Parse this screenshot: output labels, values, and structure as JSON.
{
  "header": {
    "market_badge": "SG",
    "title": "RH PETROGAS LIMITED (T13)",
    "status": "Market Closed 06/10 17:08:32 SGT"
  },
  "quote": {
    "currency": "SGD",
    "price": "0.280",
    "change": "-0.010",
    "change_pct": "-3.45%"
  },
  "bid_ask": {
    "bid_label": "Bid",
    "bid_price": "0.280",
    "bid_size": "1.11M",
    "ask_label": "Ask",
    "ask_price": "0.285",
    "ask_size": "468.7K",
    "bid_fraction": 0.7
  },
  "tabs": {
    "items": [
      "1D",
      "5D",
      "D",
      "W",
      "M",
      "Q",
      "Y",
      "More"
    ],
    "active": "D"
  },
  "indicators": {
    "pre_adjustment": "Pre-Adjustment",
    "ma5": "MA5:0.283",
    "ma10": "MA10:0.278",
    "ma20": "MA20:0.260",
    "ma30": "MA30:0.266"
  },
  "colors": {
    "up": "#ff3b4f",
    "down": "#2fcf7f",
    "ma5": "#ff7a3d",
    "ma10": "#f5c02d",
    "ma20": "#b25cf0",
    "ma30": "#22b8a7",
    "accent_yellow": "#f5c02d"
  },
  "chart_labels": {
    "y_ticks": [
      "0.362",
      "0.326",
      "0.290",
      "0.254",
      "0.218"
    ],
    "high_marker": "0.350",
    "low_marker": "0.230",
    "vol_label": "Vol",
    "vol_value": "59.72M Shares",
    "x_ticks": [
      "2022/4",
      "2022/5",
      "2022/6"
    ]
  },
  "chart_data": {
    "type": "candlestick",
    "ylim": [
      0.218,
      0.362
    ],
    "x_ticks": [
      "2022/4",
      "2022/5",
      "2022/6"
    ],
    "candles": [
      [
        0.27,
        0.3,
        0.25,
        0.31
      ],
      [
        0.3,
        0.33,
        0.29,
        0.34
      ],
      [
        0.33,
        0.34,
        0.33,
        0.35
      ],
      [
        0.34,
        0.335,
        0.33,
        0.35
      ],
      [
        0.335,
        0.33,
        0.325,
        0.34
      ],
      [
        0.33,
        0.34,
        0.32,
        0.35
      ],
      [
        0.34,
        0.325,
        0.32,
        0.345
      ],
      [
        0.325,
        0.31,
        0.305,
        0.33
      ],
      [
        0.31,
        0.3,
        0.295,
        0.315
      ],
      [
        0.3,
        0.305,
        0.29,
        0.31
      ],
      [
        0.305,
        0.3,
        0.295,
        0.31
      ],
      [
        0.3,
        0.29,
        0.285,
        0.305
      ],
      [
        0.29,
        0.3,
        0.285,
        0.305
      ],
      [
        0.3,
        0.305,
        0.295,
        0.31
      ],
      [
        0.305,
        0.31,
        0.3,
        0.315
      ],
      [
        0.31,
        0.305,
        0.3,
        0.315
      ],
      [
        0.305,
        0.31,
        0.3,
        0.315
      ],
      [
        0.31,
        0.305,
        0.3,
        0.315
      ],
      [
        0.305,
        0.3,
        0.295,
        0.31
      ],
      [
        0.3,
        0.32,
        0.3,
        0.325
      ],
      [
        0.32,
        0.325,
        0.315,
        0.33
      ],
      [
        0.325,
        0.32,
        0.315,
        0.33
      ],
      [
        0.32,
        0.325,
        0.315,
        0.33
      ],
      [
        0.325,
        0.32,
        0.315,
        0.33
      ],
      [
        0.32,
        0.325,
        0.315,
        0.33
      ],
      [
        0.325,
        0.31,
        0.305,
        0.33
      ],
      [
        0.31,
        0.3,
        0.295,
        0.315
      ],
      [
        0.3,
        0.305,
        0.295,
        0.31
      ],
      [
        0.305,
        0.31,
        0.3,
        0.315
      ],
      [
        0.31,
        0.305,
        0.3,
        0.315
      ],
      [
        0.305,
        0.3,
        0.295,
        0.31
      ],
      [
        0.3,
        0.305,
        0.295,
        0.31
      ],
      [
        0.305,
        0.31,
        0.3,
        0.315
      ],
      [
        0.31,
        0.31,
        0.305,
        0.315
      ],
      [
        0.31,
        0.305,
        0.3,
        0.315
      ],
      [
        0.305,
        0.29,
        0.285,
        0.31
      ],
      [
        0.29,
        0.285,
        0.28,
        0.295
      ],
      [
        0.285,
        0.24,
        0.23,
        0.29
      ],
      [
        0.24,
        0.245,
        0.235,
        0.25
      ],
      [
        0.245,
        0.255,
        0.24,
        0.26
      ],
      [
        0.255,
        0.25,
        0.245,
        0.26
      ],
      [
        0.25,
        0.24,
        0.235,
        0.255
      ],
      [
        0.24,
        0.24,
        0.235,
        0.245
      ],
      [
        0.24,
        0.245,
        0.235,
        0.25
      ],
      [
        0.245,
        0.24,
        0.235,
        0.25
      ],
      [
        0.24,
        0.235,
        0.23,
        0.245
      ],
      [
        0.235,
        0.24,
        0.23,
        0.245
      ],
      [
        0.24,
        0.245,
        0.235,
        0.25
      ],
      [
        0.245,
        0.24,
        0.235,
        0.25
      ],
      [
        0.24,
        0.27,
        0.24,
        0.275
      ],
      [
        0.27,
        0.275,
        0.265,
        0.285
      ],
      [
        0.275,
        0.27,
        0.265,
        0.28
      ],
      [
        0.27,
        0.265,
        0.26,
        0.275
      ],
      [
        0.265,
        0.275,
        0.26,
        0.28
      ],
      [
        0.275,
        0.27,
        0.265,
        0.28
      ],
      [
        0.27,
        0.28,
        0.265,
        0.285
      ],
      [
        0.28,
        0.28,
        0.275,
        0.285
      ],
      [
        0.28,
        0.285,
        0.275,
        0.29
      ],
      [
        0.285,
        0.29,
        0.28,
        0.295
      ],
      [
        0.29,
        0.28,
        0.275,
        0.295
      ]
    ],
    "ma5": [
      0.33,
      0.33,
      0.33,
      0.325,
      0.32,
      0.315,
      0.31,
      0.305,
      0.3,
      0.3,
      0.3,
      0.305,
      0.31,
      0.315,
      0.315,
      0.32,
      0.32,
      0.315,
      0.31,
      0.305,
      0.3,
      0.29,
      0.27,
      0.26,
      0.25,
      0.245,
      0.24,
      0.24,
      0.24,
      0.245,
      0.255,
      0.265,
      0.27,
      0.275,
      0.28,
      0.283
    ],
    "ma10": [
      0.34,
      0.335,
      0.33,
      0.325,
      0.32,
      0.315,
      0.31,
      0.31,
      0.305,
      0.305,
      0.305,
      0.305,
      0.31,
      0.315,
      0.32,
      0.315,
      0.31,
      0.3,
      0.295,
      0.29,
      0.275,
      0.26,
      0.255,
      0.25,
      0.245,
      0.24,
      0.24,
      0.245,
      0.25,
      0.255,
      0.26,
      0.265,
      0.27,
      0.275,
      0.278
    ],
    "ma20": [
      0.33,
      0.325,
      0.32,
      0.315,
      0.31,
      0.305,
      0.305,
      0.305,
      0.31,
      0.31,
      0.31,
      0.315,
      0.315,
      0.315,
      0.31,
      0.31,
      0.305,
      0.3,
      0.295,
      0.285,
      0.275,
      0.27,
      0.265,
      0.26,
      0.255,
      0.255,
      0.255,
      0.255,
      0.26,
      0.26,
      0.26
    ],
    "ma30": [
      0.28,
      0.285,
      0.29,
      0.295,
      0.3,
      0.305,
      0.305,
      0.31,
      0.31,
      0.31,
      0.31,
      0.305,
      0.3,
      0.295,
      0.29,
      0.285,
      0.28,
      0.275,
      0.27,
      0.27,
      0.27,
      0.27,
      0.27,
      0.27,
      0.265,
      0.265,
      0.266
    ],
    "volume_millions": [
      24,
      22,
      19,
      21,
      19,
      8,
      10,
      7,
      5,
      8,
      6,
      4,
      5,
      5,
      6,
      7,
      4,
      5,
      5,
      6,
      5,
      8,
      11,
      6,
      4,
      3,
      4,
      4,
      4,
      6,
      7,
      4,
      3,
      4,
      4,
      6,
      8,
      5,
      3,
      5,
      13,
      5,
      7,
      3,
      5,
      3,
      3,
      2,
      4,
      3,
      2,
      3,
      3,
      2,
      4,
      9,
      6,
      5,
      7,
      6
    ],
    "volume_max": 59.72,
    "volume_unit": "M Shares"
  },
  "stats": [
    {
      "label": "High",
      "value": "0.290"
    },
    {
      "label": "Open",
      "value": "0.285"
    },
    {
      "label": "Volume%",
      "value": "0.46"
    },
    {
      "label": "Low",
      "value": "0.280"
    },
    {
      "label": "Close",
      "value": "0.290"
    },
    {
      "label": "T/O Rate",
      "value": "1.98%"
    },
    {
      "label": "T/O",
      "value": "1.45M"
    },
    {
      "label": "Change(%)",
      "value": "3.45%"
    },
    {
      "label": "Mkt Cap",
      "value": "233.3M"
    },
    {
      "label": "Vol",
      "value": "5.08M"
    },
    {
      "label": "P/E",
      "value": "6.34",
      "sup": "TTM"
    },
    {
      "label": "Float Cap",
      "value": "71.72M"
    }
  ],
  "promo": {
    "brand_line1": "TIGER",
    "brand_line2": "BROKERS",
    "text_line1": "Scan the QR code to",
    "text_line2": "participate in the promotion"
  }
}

§ **What you need to do**: Go through the lines above. Select every one that has the string "Shares".

§ **Result**:
    "vol_value": "59.72M Shares",
    "volume_unit": "M Shares"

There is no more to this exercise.